**What you are asked to do:** Pictures do not belong in your copy. Repeat all the other data exactly.

━━━━━━━━━━━━━━━━━━━━

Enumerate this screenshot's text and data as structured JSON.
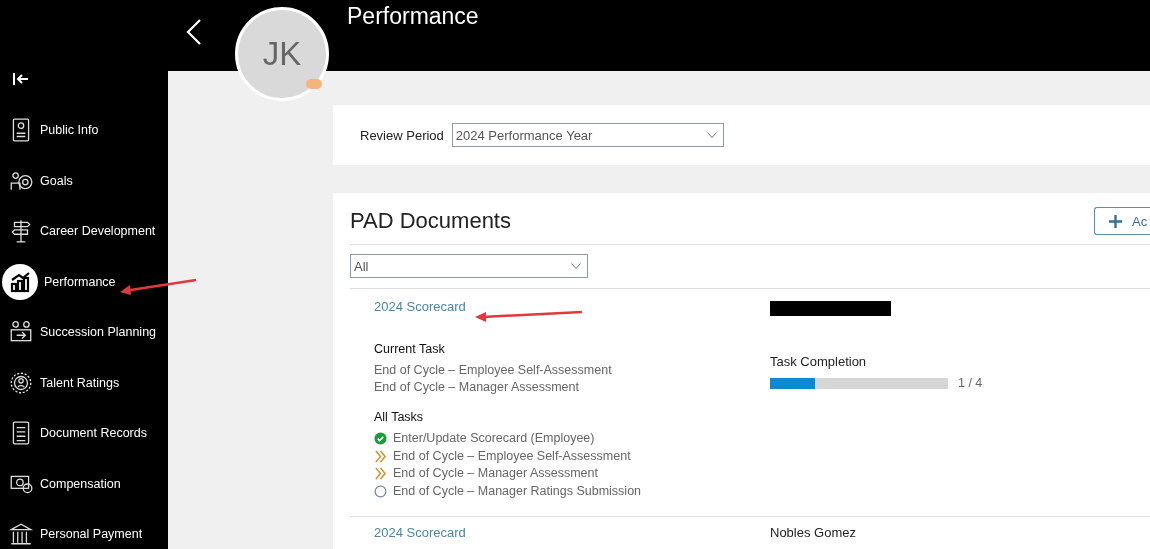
{
  "header": {
    "title": "Performance",
    "avatar_initials": "JK"
  },
  "sidebar": {
    "items": [
      {
        "label": "Public Info",
        "selected": false
      },
      {
        "label": "Goals",
        "selected": false
      },
      {
        "label": "Career Development",
        "selected": false
      },
      {
        "label": "Performance",
        "selected": true
      },
      {
        "label": "Succession Planning",
        "selected": false
      },
      {
        "label": "Talent Ratings",
        "selected": false
      },
      {
        "label": "Document Records",
        "selected": false
      },
      {
        "label": "Compensation",
        "selected": false
      },
      {
        "label": "Personal Payment",
        "selected": false
      }
    ]
  },
  "review_period": {
    "label": "Review Period",
    "value": "2024 Performance Year"
  },
  "pad_documents": {
    "title": "PAD Documents",
    "add_button": "Ac",
    "filter": "All",
    "documents": [
      {
        "title": "2024 Scorecard",
        "owner_redacted": true,
        "current_task_label": "Current Task",
        "current_tasks": [
          "End of Cycle – Employee Self-Assessment",
          "End of Cycle – Manager Assessment"
        ],
        "completion_label": "Task Completion",
        "completion": {
          "level": 0.25,
          "reading": "1 / 4"
        },
        "all_tasks_label": "All Tasks",
        "tasks": [
          {
            "label": "Enter/Update Scorecard (Employee)",
            "kind": "done"
          },
          {
            "label": "End of Cycle – Employee Self-Assessment",
            "kind": "current"
          },
          {
            "label": "End of Cycle – Manager Assessment",
            "kind": "current"
          },
          {
            "label": "End of Cycle – Manager Ratings Submission",
            "kind": "pending"
          }
        ]
      },
      {
        "title": "2024 Scorecard",
        "owner": "Nobles Gomez"
      }
    ]
  }
}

━━━━━━━━━━━━━━━━━━━━

**Result:**
Enumerate this screenshot's text and data as structured JSON.
{
  "header": {
    "title": "Performance",
    "avatar_initials": "JK"
  },
  "sidebar": {
    "items": [
      {
        "label": "Public Info",
        "selected": false
      },
      {
        "label": "Goals",
        "selected": false
      },
      {
        "label": "Career Development",
        "selected": false
      },
      {
        "label": "Performance",
        "selected": true
      },
      {
        "label": "Succession Planning",
        "selected": false
      },
      {
        "label": "Talent Ratings",
        "selected": false
      },
      {
        "label": "Document Records",
        "selected": false
      },
      {
        "label": "Compensation",
        "selected": false
      },
      {
        "label": "Personal Payment",
        "selected": false
      }
    ]
  },
  "review_period": {
    "label": "Review Period",
    "value": "2024 Performance Year"
  },
  "pad_documents": {
    "title": "PAD Documents",
    "add_button": "Ac",
    "filter": "All",
    "documents": [
      {
        "title": "2024 Scorecard",
        "owner_redacted": true,
        "current_task_label": "Current Task",
        "current_tasks": [
          "End of Cycle – Employee Self-Assessment",
          "End of Cycle – Manager Assessment"
        ],
        "completion_label": "Task Completion",
        "completion": {
          "level": 0.25,
          "reading": "1 / 4"
        },
        "all_tasks_label": "All Tasks",
        "tasks": [
          {
            "label": "Enter/Update Scorecard (Employee)",
            "kind": "done"
          },
          {
            "label": "End of Cycle – Employee Self-Assessment",
            "kind": "current"
          },
          {
            "label": "End of Cycle – Manager Assessment",
            "kind": "current"
          },
          {
            "label": "End of Cycle – Manager Ratings Submission",
            "kind": "pending"
          }
        ]
      },
      {
        "title": "2024 Scorecard",
        "owner": "Nobles Gomez"
      }
    ]
  }
}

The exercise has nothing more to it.